_Direction_
Select all lines with the string "symbol" in them, and copy those lines.

_Extracted information_

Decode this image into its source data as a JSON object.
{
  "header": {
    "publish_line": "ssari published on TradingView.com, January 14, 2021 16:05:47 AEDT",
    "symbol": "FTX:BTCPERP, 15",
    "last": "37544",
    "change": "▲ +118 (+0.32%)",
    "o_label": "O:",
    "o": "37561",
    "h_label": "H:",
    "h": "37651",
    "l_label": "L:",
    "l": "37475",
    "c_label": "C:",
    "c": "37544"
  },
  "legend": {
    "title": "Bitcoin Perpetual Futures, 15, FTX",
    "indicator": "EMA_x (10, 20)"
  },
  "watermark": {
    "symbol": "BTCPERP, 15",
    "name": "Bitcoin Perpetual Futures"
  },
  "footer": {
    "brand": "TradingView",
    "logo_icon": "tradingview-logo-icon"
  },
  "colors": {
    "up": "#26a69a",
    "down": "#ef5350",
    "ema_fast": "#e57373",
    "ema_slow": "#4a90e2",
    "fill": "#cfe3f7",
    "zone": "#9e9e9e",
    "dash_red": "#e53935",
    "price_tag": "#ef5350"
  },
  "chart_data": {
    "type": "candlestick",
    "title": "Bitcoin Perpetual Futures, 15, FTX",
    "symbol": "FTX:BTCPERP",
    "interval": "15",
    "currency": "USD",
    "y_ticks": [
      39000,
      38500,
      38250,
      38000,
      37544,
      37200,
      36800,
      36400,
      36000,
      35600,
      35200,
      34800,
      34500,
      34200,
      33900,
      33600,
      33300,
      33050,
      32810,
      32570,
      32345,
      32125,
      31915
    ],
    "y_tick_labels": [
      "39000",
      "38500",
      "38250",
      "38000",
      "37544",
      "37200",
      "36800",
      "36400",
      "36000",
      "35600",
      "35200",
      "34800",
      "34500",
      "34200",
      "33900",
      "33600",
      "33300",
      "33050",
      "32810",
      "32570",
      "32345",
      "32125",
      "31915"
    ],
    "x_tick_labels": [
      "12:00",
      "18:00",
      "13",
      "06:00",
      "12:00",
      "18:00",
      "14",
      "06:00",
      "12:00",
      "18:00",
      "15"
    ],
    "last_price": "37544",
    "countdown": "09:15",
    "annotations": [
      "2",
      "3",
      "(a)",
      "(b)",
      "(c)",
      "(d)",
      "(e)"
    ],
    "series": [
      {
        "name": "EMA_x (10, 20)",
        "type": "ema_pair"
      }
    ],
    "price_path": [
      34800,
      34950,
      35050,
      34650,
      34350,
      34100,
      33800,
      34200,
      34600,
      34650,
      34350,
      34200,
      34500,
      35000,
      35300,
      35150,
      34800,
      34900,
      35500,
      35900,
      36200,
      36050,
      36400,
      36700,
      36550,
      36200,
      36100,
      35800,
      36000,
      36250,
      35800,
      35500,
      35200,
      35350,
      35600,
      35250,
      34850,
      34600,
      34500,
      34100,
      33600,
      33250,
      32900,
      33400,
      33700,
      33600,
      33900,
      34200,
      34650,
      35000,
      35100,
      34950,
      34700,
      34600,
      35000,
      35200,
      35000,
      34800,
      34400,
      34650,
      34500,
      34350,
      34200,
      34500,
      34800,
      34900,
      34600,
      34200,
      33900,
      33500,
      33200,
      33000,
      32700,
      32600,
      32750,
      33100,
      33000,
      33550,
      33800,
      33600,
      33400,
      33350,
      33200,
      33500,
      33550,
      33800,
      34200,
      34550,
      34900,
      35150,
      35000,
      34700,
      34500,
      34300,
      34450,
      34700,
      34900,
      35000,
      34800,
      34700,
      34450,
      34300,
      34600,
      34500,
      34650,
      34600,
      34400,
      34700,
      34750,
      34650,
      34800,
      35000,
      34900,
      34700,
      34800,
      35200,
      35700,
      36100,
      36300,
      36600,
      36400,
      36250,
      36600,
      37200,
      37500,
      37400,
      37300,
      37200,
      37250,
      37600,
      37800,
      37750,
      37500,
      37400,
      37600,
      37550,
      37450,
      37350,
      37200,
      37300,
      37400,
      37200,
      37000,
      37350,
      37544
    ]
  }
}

_Solved exercise_
    "symbol": "FTX:BTCPERP, 15",
    "symbol": "BTCPERP, 15",
    "symbol": "FTX:BTCPERP",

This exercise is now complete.